## Work instruction
Lines in the listing below that include the word "Floor" need to be copied.

*** Data extracts ***

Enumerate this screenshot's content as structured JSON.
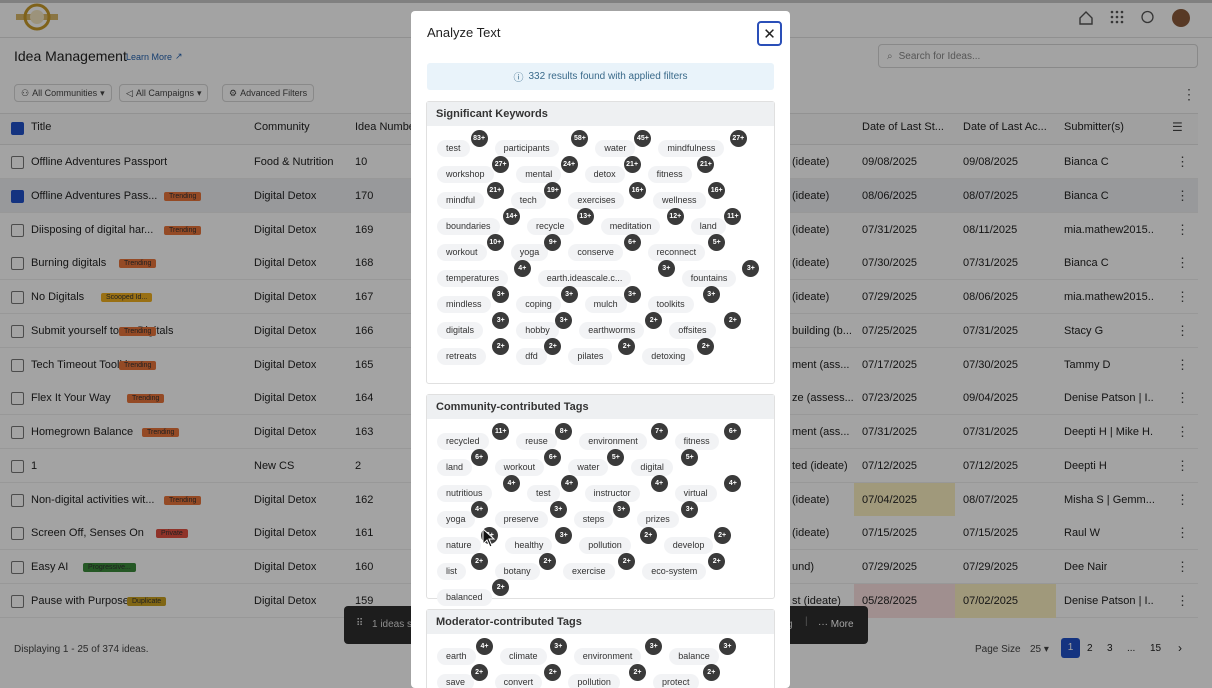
{
  "app": {
    "page_title": "Idea Management",
    "learn_more": "Learn More",
    "search_placeholder": "Search for Ideas..."
  },
  "filters": {
    "communities": "All Communities",
    "campaigns": "All Campaigns",
    "advanced": "Advanced Filters"
  },
  "columns": [
    "Title",
    "Community",
    "Idea Number",
    "Date of Last St...",
    "Date of Last Ac...",
    "Submitter(s)"
  ],
  "rows": [
    {
      "title": "Offline Adventures Passport",
      "community": "Food & Nutrition",
      "num": "10",
      "stage": "(ideate)",
      "d1": "09/08/2025",
      "d2": "09/08/2025",
      "sub": "Bianca C",
      "badge": "",
      "checked": false
    },
    {
      "title": "Offline Adventures Pass...",
      "community": "Digital Detox",
      "num": "170",
      "stage": "(ideate)",
      "d1": "08/06/2025",
      "d2": "08/07/2025",
      "sub": "Bianca C",
      "badge": "Trending",
      "checked": true
    },
    {
      "title": "Diisposing of digital har...",
      "community": "Digital Detox",
      "num": "169",
      "stage": "(ideate)",
      "d1": "07/31/2025",
      "d2": "08/11/2025",
      "sub": "mia.mathew2015...",
      "badge": "Trending",
      "checked": false
    },
    {
      "title": "Burning digitals",
      "community": "Digital Detox",
      "num": "168",
      "stage": "(ideate)",
      "d1": "07/30/2025",
      "d2": "07/31/2025",
      "sub": "Bianca C",
      "badge": "Trending",
      "checked": false
    },
    {
      "title": "No Digitals",
      "community": "Digital Detox",
      "num": "167",
      "stage": "(ideate)",
      "d1": "07/29/2025",
      "d2": "08/06/2025",
      "sub": "mia.mathew2015...",
      "badge": "Scooped Id...",
      "checked": false
    },
    {
      "title": "Submit yourself to no Digitals",
      "community": "Digital Detox",
      "num": "166",
      "stage": "building (b...",
      "d1": "07/25/2025",
      "d2": "07/31/2025",
      "sub": "Stacy G",
      "badge": "Trending",
      "checked": false
    },
    {
      "title": "Tech Timeout Toolkits",
      "community": "Digital Detox",
      "num": "165",
      "stage": "ment (ass...",
      "d1": "07/17/2025",
      "d2": "07/30/2025",
      "sub": "Tammy D",
      "badge": "Trending",
      "checked": false
    },
    {
      "title": "Flex It Your Way",
      "community": "Digital Detox",
      "num": "164",
      "stage": "ze (assess...",
      "d1": "07/23/2025",
      "d2": "09/04/2025",
      "sub": "Denise Patson | I...",
      "badge": "Trending",
      "checked": false
    },
    {
      "title": "Homegrown Balance",
      "community": "Digital Detox",
      "num": "163",
      "stage": "ment (ass...",
      "d1": "07/31/2025",
      "d2": "07/31/2025",
      "sub": "Deepti H | Mike H...",
      "badge": "Trending",
      "checked": false
    },
    {
      "title": "1",
      "community": "New CS",
      "num": "2",
      "stage": "ted (ideate)",
      "d1": "07/12/2025",
      "d2": "07/12/2025",
      "sub": "Deepti H",
      "badge": "",
      "checked": false
    },
    {
      "title": "Non-digital activities wit...",
      "community": "Digital Detox",
      "num": "162",
      "stage": "(ideate)",
      "d1": "07/04/2025",
      "d2": "08/07/2025",
      "sub": "Misha S | Gemm...",
      "badge": "Trending",
      "checked": false
    },
    {
      "title": "Screen Off, Senses On",
      "community": "Digital Detox",
      "num": "161",
      "stage": "(ideate)",
      "d1": "07/15/2025",
      "d2": "07/15/2025",
      "sub": "Raul W",
      "badge": "Private",
      "checked": false
    },
    {
      "title": "Easy AI",
      "community": "Digital Detox",
      "num": "160",
      "stage": "und)",
      "d1": "07/29/2025",
      "d2": "07/29/2025",
      "sub": "Dee Nair",
      "badge": "Progressive...",
      "checked": false
    },
    {
      "title": "Pause with Purpose",
      "community": "Digital Detox",
      "num": "159",
      "stage": "st (ideate)",
      "d1": "05/28/2025",
      "d2": "07/02/2025",
      "sub": "Denise Patson | I...",
      "badge": "Duplicate",
      "checked": false
    }
  ],
  "footer": {
    "displaying": "Displaying 1 - 25 of 374 ideas.",
    "page_size_label": "Page Size",
    "page_size": "25",
    "pages": [
      "1",
      "2",
      "3",
      "...",
      "15"
    ]
  },
  "toast": {
    "selected": "1 ideas s",
    "more": "More",
    "partial": "g"
  },
  "modal": {
    "title": "Analyze Text",
    "results": "332 results found with applied filters",
    "sections": [
      {
        "title": "Significant Keywords",
        "tags": [
          [
            "test",
            "83+"
          ],
          [
            "participants",
            "58+"
          ],
          [
            "water",
            "45+"
          ],
          [
            "mindfulness",
            "27+"
          ],
          [
            "workshop",
            "27+"
          ],
          [
            "mental",
            "24+"
          ],
          [
            "detox",
            "21+"
          ],
          [
            "fitness",
            "21+"
          ],
          [
            "mindful",
            "21+"
          ],
          [
            "tech",
            "19+"
          ],
          [
            "exercises",
            "16+"
          ],
          [
            "wellness",
            "16+"
          ],
          [
            "boundaries",
            "14+"
          ],
          [
            "recycle",
            "13+"
          ],
          [
            "meditation",
            "12+"
          ],
          [
            "land",
            "11+"
          ],
          [
            "workout",
            "10+"
          ],
          [
            "yoga",
            "9+"
          ],
          [
            "conserve",
            "6+"
          ],
          [
            "reconnect",
            "5+"
          ],
          [
            "temperatures",
            "4+"
          ],
          [
            "earth.ideascale.c...",
            "3+"
          ],
          [
            "fountains",
            "3+"
          ],
          [
            "mindless",
            "3+"
          ],
          [
            "coping",
            "3+"
          ],
          [
            "mulch",
            "3+"
          ],
          [
            "toolkits",
            "3+"
          ],
          [
            "digitals",
            "3+"
          ],
          [
            "hobby",
            "3+"
          ],
          [
            "earthworms",
            "2+"
          ],
          [
            "offsites",
            "2+"
          ],
          [
            "retreats",
            "2+"
          ],
          [
            "dfd",
            "2+"
          ],
          [
            "pilates",
            "2+"
          ],
          [
            "detoxing",
            "2+"
          ]
        ]
      },
      {
        "title": "Community-contributed Tags",
        "tags": [
          [
            "recycled",
            "11+"
          ],
          [
            "reuse",
            "8+"
          ],
          [
            "environment",
            "7+"
          ],
          [
            "fitness",
            "6+"
          ],
          [
            "land",
            "6+"
          ],
          [
            "workout",
            "6+"
          ],
          [
            "water",
            "5+"
          ],
          [
            "digital",
            "5+"
          ],
          [
            "nutritious",
            "4+"
          ],
          [
            "test",
            "4+"
          ],
          [
            "instructor",
            "4+"
          ],
          [
            "virtual",
            "4+"
          ],
          [
            "yoga",
            "4+"
          ],
          [
            "preserve",
            "3+"
          ],
          [
            "steps",
            "3+"
          ],
          [
            "prizes",
            "3+"
          ],
          [
            "nature",
            "3+"
          ],
          [
            "healthy",
            "3+"
          ],
          [
            "pollution",
            "2+"
          ],
          [
            "develop",
            "2+"
          ],
          [
            "list",
            "2+"
          ],
          [
            "botany",
            "2+"
          ],
          [
            "exercise",
            "2+"
          ],
          [
            "eco-system",
            "2+"
          ],
          [
            "balanced",
            "2+"
          ]
        ]
      },
      {
        "title": "Moderator-contributed Tags",
        "tags": [
          [
            "earth",
            "4+"
          ],
          [
            "climate",
            "3+"
          ],
          [
            "environment",
            "3+"
          ],
          [
            "balance",
            "3+"
          ],
          [
            "save",
            "2+"
          ],
          [
            "convert",
            "2+"
          ],
          [
            "pollution",
            "2+"
          ],
          [
            "protect",
            "2+"
          ]
        ]
      }
    ]
  },
  "colors": {
    "primary": "#2050c8",
    "trending": "#e8743a",
    "private": "#e05040",
    "progressive": "#3a8a3a",
    "scooped": "#f0b020",
    "duplicate": "#c8a020",
    "highlight_yellow": "#fbefc0",
    "highlight_pink": "#fbe0e0"
  }
}
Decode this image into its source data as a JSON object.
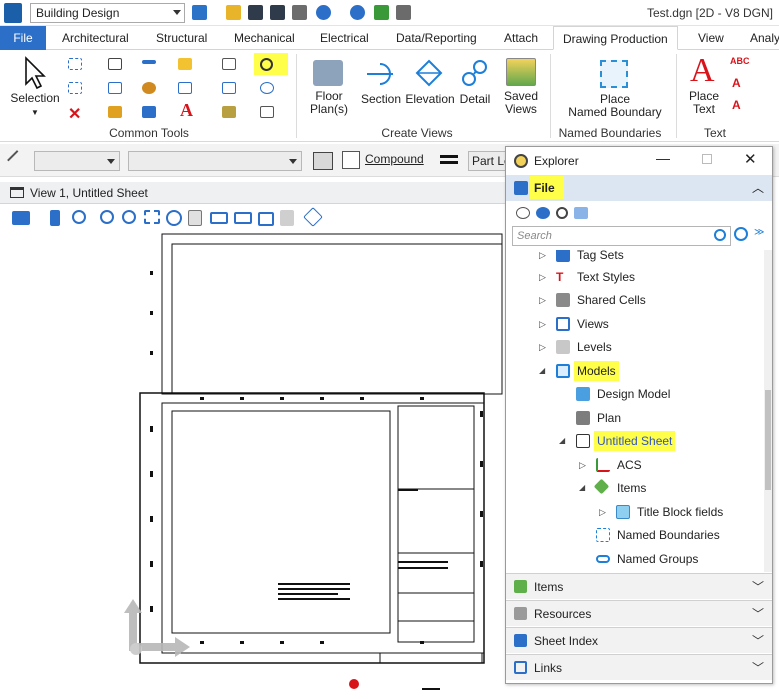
{
  "qat": {
    "workflow": "Building Design",
    "doc_title": "Test.dgn [2D - V8 DGN]"
  },
  "tabs": [
    {
      "label": "File"
    },
    {
      "label": "Architectural"
    },
    {
      "label": "Structural"
    },
    {
      "label": "Mechanical"
    },
    {
      "label": "Electrical"
    },
    {
      "label": "Data/Reporting"
    },
    {
      "label": "Attach"
    },
    {
      "label": "Drawing Production"
    },
    {
      "label": "View"
    },
    {
      "label": "Analy"
    }
  ],
  "ribbon": {
    "selection": "Selection",
    "common_tools": "Common Tools",
    "floor_plans": "Floor\nPlan(s)",
    "floor": "Floor",
    "plans": "Plan(s)",
    "section": "Section",
    "elevation": "Elevation",
    "detail": "Detail",
    "saved": "Saved",
    "views": "Views",
    "create_views": "Create Views",
    "place": "Place",
    "named_boundary": "Named Boundary",
    "named_boundaries": "Named Boundaries",
    "place_text_1": "Place",
    "place_text_2": "Text",
    "text_group": "Text"
  },
  "toolbar2": {
    "compound": "Compound",
    "part_level": "Part Le"
  },
  "view": {
    "title": "View 1, Untitled Sheet"
  },
  "explorer": {
    "title": "Explorer",
    "file_label": "File",
    "search_placeholder": "Search",
    "tree": [
      {
        "label": "Tag Sets"
      },
      {
        "label": "Text Styles"
      },
      {
        "label": "Shared Cells"
      },
      {
        "label": "Views"
      },
      {
        "label": "Levels"
      },
      {
        "label": "Models"
      },
      {
        "label": "Design Model"
      },
      {
        "label": "Plan"
      },
      {
        "label": "Untitled Sheet"
      },
      {
        "label": "ACS"
      },
      {
        "label": "Items"
      },
      {
        "label": "Title Block fields"
      },
      {
        "label": "Named Boundaries"
      },
      {
        "label": "Named Groups"
      }
    ],
    "panels": [
      {
        "label": "Items"
      },
      {
        "label": "Resources"
      },
      {
        "label": "Sheet Index"
      },
      {
        "label": "Links"
      }
    ]
  },
  "colors": {
    "file_tab": "#2b6fc8",
    "highlight": "#ffff4a",
    "accent_blue": "#1e7fd8",
    "red": "#d8141b"
  }
}
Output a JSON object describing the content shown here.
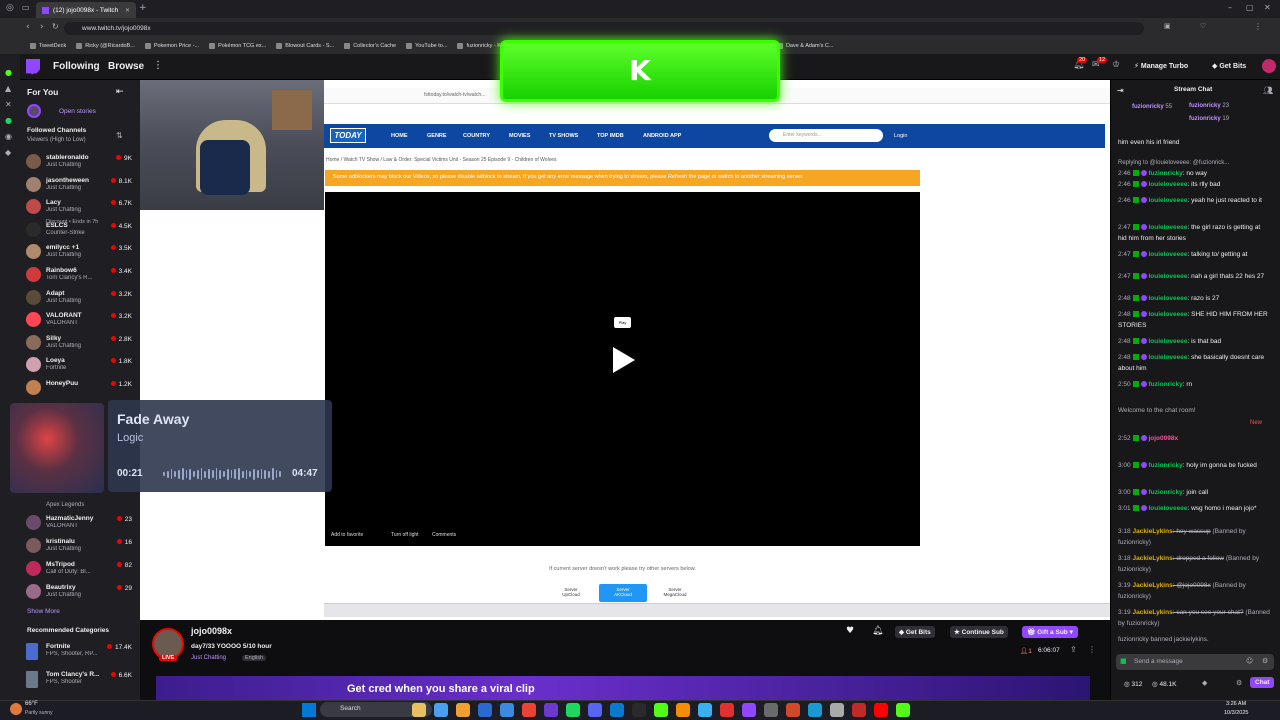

***

## Answer for the task
    "floor_plans": "Floor\nPlan(s)",
    "floor": "Floor",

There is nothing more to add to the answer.